Start of Data listing

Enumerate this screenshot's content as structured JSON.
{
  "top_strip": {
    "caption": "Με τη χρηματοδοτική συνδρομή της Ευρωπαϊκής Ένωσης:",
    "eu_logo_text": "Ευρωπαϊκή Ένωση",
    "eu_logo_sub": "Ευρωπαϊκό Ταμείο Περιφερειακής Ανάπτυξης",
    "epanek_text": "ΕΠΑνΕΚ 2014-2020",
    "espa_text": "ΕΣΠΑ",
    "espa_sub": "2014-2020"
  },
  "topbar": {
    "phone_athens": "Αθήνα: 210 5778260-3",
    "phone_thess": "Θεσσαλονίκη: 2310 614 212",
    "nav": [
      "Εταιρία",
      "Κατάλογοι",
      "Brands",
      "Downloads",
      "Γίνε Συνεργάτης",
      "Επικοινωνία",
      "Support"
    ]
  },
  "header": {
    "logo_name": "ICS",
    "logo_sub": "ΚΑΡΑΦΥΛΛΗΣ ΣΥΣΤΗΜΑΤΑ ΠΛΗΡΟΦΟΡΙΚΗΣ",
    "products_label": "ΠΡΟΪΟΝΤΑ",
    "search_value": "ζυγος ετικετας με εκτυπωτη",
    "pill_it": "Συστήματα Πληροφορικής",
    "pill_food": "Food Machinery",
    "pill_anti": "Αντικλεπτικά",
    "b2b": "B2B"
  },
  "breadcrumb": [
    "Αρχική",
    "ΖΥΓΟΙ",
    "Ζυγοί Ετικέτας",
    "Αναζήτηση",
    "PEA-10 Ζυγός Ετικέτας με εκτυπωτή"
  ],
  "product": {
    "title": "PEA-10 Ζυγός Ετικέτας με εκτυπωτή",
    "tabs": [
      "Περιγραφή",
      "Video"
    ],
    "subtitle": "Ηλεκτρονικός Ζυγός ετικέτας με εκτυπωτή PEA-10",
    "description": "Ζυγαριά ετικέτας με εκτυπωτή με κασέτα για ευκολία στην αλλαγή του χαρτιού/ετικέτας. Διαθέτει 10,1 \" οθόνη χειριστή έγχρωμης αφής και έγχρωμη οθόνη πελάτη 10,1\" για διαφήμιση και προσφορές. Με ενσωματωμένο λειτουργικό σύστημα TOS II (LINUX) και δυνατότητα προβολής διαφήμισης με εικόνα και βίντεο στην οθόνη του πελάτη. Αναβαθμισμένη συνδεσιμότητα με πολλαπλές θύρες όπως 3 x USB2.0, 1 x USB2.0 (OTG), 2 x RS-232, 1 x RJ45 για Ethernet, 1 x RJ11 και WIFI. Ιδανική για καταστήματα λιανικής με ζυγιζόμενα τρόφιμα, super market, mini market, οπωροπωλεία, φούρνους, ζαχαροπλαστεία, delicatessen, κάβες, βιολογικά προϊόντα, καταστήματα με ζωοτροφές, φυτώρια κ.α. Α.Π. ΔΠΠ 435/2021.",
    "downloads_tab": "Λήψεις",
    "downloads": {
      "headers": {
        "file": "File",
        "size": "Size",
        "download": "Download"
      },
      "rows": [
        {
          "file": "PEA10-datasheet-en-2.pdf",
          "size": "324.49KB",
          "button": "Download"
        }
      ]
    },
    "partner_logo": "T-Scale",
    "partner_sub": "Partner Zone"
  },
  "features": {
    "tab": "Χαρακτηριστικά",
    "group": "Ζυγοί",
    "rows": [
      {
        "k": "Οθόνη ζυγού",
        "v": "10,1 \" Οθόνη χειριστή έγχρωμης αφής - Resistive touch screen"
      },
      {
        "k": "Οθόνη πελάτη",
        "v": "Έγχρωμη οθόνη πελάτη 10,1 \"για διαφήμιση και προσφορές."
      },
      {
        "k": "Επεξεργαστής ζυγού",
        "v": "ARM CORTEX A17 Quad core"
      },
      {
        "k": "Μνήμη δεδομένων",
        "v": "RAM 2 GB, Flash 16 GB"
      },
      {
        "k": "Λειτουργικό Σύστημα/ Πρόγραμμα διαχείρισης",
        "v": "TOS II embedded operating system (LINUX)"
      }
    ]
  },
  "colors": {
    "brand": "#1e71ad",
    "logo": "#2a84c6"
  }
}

End of Data listing

**Task details:**
Type the whole listing again, unaltered.

**Written solution:**
Enumerate this screenshot's content as structured JSON.
{
  "top_strip": {
    "caption": "Με τη χρηματοδοτική συνδρομή της Ευρωπαϊκής Ένωσης:",
    "eu_logo_text": "Ευρωπαϊκή Ένωση",
    "eu_logo_sub": "Ευρωπαϊκό Ταμείο Περιφερειακής Ανάπτυξης",
    "epanek_text": "ΕΠΑνΕΚ 2014-2020",
    "espa_text": "ΕΣΠΑ",
    "espa_sub": "2014-2020"
  },
  "topbar": {
    "phone_athens": "Αθήνα: 210 5778260-3",
    "phone_thess": "Θεσσαλονίκη: 2310 614 212",
    "nav": [
      "Εταιρία",
      "Κατάλογοι",
      "Brands",
      "Downloads",
      "Γίνε Συνεργάτης",
      "Επικοινωνία",
      "Support"
    ]
  },
  "header": {
    "logo_name": "ICS",
    "logo_sub": "ΚΑΡΑΦΥΛΛΗΣ ΣΥΣΤΗΜΑΤΑ ΠΛΗΡΟΦΟΡΙΚΗΣ",
    "products_label": "ΠΡΟΪΟΝΤΑ",
    "search_value": "ζυγος ετικετας με εκτυπωτη",
    "pill_it": "Συστήματα Πληροφορικής",
    "pill_food": "Food Machinery",
    "pill_anti": "Αντικλεπτικά",
    "b2b": "B2B"
  },
  "breadcrumb": [
    "Αρχική",
    "ΖΥΓΟΙ",
    "Ζυγοί Ετικέτας",
    "Αναζήτηση",
    "PEA-10 Ζυγός Ετικέτας με εκτυπωτή"
  ],
  "product": {
    "title": "PEA-10 Ζυγός Ετικέτας με εκτυπωτή",
    "tabs": [
      "Περιγραφή",
      "Video"
    ],
    "subtitle": "Ηλεκτρονικός Ζυγός ετικέτας με εκτυπωτή PEA-10",
    "description": "Ζυγαριά ετικέτας με εκτυπωτή με κασέτα για ευκολία στην αλλαγή του χαρτιού/ετικέτας. Διαθέτει 10,1 \" οθόνη χειριστή έγχρωμης αφής και έγχρωμη οθόνη πελάτη 10,1\" για διαφήμιση και προσφορές. Με ενσωματωμένο λειτουργικό σύστημα TOS II (LINUX) και δυνατότητα προβολής διαφήμισης με εικόνα και βίντεο στην οθόνη του πελάτη. Αναβαθμισμένη συνδεσιμότητα με πολλαπλές θύρες όπως 3 x USB2.0, 1 x USB2.0 (OTG), 2 x RS-232, 1 x RJ45 για Ethernet, 1 x RJ11 και WIFI. Ιδανική για καταστήματα λιανικής με ζυγιζόμενα τρόφιμα, super market, mini market, οπωροπωλεία, φούρνους, ζαχαροπλαστεία, delicatessen, κάβες, βιολογικά προϊόντα, καταστήματα με ζωοτροφές, φυτώρια κ.α. Α.Π. ΔΠΠ 435/2021.",
    "downloads_tab": "Λήψεις",
    "downloads": {
      "headers": {
        "file": "File",
        "size": "Size",
        "download": "Download"
      },
      "rows": [
        {
          "file": "PEA10-datasheet-en-2.pdf",
          "size": "324.49KB",
          "button": "Download"
        }
      ]
    },
    "partner_logo": "T-Scale",
    "partner_sub": "Partner Zone"
  },
  "features": {
    "tab": "Χαρακτηριστικά",
    "group": "Ζυγοί",
    "rows": [
      {
        "k": "Οθόνη ζυγού",
        "v": "10,1 \" Οθόνη χειριστή έγχρωμης αφής - Resistive touch screen"
      },
      {
        "k": "Οθόνη πελάτη",
        "v": "Έγχρωμη οθόνη πελάτη 10,1 \"για διαφήμιση και προσφορές."
      },
      {
        "k": "Επεξεργαστής ζυγού",
        "v": "ARM CORTEX A17 Quad core"
      },
      {
        "k": "Μνήμη δεδομένων",
        "v": "RAM 2 GB, Flash 16 GB"
      },
      {
        "k": "Λειτουργικό Σύστημα/ Πρόγραμμα διαχείρισης",
        "v": "TOS II embedded operating system (LINUX)"
      }
    ]
  },
  "colors": {
    "brand": "#1e71ad",
    "logo": "#2a84c6"
  }
}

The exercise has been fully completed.